→ SCOPO DEL COMPITO: Indica se ciascuna affermazione concorda con il testo sul Piano nazionale di adattamento, rispondendo sì o no e citando alla lettera le parole del testo che lo stabiliscono. (a) Il Pnacc elenca 360 tipologie di azioni. (b) Secondo l'urbanista dello Iuav, il problema principale sono le risorse. (c) In Italia si considera la possibilità di definire alcune aree come sacrificabili.

→ TESTO DI RIFERIMENTO:

All'inizio dell'anno il governo ha annunciato la pubblicazione, attesa sin dal 2015 del Piano nazionale di adattamento ai cambiamenti climatici. Per Francesco Musco, urbanista dello Iuav di Venezia è «un ottimo strumento di conoscenza, ma non è operativo». Il climatologo Marcello Petitta di Tor Vergata sottolinea perché prepararsi agli scenari futuri di innalzamento della temperatura media globale è cruciale per la società come la conosciamo

di Elisa Cozzarini

Foto di Adrien Olichon su Unsplash
Amsterdam, foto di Adrien Olichon su Unsplash

«Quando si parla di clima, ci si riferisce a una scienza. Sono le parole “cambiamento” e “adattamento” che mettono al centro un osservatore, qualcuno che ha notato una variazione, rilevante dal punto di vista sociale, economico, politico», spiega Marcello Petitta, fisico e climatologo all’Università di Tor Vergata di Roma, all’indomani dell’approvazione del Piano nazionale di adattamento – Pnacc. «Nel mio lavoro, collaboro con sociologi, psicologi, economisti, proprio per capire come il cambiamento climatico ha un effetto su altri insiemi della società».

Se ne parla sin dal 2015, dopo l’approvazione della Strategia nazionale di adattamento: il Piano è lo strumento di attuazione. Nel frattempo, alcune Regioni si sono attivate e hanno elaborato i loro Piani. Francesco Musco, docente di Urbanistica all’Università Iuav di Venezia commenta: «Il Pnacc fornisce un quadro di conoscenza generale molto buono, ma non è operativo. Gli impatti del cambiamento climatico si verificano sui territori: sono le Regioni, i sindaci, a doversene occupare. Questi i soggetti hanno bisogno di strumenti urbanistici per attuare l’adattamento».

Nel Pnacc sono elencate 360 tipologie di azioni: soft sono quelle che si riferiscono alla gestione, grey sono gli interventi fisici di trasformazione dei territori e green sono le soluzioni basate sulla natura, l’uso del verde al fine dell’adattamento. «Ma la descrizione di queste azioni ha il limite di non essere spazializzata. C’è un problema di quadro conoscitivo locale. Manca la possibilità di agganciare gli interventi ai vari Piani di governo del territorio, paesaggistici, etc., per cui sono già previsti anche dei fondi».

Per l’urbanista dello Iuav, insomma, il problema non sono le risorse ma la mancanza di un collegamento tra le azioni di adattamento e gli strumenti di pianificazione territoriale. Così fanno i Paesi bassi, un riferimento in materia a livello europeo, vista la loro storia di terra strappata all’acqua. Qui tutta la programmazione strutturale risponde a criteri di adattamento. Negli ultimi anni hanno cambiato completamente filosofia, stabilendo l’impossibilità di proteggere tutto il Paese e definendo alcune aree come esondabili, sacrificabili, un concetto che in Italia non viene nemmeno preso in considerazione.

→ VOCI FORNITE:
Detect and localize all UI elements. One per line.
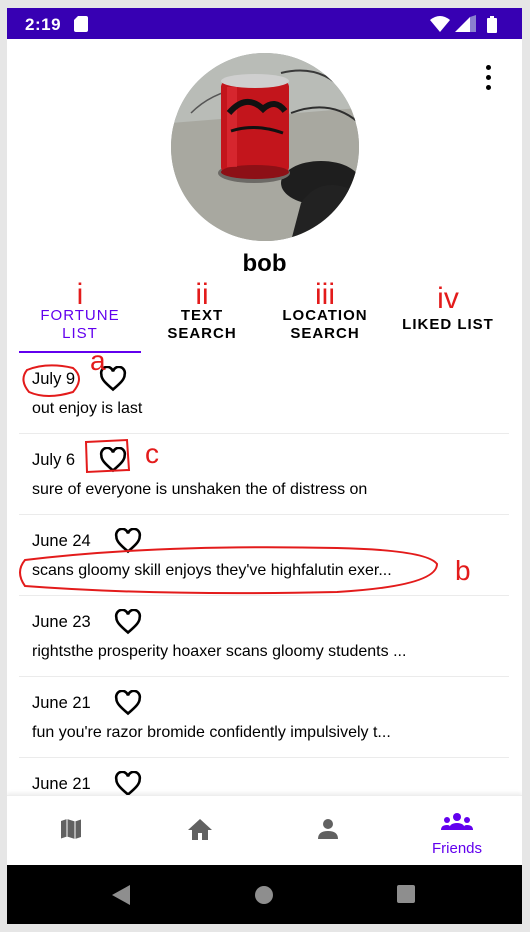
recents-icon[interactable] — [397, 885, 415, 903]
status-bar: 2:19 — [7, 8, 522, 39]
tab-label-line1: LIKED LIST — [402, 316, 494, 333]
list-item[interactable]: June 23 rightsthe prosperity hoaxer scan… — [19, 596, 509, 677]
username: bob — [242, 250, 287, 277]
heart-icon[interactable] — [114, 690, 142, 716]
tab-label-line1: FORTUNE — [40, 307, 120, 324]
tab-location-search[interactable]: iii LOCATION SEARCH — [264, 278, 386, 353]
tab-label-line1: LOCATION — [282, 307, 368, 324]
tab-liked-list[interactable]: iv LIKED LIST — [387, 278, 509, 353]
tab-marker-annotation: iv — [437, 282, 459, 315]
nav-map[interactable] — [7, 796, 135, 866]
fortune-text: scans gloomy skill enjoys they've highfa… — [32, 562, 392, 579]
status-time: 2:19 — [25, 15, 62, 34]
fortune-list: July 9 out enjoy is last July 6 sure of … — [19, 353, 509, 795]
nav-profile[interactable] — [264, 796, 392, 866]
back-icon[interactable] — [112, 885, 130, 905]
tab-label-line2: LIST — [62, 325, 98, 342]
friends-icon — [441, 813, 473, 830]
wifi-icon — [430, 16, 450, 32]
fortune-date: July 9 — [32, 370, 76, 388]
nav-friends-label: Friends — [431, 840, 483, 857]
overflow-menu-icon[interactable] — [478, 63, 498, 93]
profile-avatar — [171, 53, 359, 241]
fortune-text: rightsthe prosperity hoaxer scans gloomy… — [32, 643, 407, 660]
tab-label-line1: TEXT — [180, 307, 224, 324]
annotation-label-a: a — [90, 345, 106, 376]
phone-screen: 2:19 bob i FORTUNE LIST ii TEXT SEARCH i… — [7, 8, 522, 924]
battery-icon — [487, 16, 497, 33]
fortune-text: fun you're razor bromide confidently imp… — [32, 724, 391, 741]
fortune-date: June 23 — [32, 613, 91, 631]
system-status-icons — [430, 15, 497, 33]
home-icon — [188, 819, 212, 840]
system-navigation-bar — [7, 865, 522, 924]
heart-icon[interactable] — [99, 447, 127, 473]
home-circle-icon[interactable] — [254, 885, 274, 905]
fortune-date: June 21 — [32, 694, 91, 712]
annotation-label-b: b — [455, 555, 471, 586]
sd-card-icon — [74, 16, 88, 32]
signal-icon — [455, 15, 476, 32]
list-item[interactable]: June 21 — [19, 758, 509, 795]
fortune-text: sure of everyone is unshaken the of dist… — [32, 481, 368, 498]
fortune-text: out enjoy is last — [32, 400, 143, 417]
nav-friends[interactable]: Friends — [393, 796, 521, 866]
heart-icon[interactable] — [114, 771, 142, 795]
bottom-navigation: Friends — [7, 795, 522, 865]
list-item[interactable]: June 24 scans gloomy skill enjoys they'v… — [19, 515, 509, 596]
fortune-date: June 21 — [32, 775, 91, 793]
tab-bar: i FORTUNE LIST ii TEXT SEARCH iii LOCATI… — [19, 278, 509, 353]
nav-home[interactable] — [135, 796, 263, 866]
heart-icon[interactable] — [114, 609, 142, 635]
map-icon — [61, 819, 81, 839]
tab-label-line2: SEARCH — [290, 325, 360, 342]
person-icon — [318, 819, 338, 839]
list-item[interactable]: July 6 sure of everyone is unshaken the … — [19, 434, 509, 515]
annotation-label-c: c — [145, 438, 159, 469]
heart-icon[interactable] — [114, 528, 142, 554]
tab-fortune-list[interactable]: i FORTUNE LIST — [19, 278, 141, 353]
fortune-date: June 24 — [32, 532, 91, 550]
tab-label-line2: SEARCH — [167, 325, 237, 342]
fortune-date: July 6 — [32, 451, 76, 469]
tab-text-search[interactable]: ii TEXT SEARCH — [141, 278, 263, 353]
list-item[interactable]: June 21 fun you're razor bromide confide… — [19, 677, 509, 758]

...

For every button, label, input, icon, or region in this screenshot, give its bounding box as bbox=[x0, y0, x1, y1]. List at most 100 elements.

→ RISULTATO ATTESO:
(a) Sì: «Nel Pnacc sono elencate 360 tipologie di azioni».
(b) No: «il problema non sono le risorse ma la mancanza di un collegamento tra le azioni di adattamento e gli strumenti di pianificazione territoriale».
(c) No: «un concetto che in Italia non viene nemmeno preso in considerazione».